REQUIRED WORK
In the records below, find each line with the word "million" and copy it.

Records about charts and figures
— START —

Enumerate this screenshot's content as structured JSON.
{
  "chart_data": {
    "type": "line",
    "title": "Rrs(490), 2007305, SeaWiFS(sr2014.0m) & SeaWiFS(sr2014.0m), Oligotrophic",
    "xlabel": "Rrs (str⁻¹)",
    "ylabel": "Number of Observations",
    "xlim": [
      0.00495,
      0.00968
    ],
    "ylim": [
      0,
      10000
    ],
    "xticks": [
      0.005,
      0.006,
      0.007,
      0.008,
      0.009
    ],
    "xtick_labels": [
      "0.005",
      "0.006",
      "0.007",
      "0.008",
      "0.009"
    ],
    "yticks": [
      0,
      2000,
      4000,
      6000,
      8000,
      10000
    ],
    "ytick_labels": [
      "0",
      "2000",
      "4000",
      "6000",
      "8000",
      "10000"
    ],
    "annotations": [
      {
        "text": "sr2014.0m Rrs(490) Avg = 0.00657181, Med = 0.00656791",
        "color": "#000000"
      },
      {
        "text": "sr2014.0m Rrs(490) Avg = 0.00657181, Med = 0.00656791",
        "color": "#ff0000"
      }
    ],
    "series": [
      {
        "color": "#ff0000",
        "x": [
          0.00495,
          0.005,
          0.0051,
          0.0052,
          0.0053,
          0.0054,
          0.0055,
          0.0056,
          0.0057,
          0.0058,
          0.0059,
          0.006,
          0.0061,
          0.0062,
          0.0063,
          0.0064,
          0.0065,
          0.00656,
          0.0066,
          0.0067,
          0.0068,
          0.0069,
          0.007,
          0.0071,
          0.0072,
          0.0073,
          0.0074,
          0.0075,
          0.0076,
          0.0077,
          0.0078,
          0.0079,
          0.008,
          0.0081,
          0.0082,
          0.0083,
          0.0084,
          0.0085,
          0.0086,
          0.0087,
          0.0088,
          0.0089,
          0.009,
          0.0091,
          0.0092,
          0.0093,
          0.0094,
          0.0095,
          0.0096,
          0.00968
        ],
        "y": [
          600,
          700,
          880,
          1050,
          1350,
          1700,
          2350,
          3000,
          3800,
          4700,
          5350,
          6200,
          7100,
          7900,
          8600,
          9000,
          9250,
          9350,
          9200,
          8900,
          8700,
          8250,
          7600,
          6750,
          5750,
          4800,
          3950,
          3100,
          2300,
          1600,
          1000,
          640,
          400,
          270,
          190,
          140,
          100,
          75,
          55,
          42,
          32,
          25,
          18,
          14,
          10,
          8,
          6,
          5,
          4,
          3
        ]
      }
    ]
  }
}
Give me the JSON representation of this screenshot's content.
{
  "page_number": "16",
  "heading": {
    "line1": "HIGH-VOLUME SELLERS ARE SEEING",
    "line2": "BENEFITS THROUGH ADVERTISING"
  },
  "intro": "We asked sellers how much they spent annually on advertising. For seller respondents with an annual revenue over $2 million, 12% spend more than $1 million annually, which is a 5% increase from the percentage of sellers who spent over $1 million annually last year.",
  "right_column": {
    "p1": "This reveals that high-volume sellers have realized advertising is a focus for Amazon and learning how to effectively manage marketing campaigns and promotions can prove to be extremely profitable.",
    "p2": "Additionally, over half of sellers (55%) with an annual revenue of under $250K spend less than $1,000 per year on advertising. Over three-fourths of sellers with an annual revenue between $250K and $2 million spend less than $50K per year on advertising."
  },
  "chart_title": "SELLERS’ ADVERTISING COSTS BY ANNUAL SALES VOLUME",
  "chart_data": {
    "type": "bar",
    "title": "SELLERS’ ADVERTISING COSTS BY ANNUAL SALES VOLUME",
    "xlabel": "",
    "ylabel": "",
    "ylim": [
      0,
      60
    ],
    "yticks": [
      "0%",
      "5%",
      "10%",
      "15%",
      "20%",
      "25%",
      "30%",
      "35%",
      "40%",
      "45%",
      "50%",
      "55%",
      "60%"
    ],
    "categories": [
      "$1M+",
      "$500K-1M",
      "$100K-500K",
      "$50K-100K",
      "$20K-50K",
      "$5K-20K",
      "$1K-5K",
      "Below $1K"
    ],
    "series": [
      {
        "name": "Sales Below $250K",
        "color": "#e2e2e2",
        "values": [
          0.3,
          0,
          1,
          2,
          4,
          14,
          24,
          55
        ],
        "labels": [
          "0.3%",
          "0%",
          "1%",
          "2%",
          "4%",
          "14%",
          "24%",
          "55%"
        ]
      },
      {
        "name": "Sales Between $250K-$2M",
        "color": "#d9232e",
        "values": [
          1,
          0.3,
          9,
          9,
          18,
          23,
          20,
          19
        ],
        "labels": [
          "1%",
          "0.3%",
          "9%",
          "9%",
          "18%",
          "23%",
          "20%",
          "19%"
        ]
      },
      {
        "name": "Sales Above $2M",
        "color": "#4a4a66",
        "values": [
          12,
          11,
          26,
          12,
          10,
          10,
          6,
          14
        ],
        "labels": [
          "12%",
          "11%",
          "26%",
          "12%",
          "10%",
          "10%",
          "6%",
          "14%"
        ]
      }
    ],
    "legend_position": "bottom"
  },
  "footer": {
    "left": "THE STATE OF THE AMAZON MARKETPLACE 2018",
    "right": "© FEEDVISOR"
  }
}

— END —

WRITTEN SOLUTION
  "intro": "We asked sellers how much they spent annually on advertising. For seller respondents with an annual revenue over $2 million, 12% spend more than $1 million annually, which is a 5% increase from the percentage of sellers who spent over $1 million annually last year.",
    "p2": "Additionally, over half of sellers (55%) with an annual revenue of under $250K spend less than $1,000 per year on advertising. Over three-fourths of sellers with an annual revenue between $250K and $2 million spend less than $50K per year on advertising."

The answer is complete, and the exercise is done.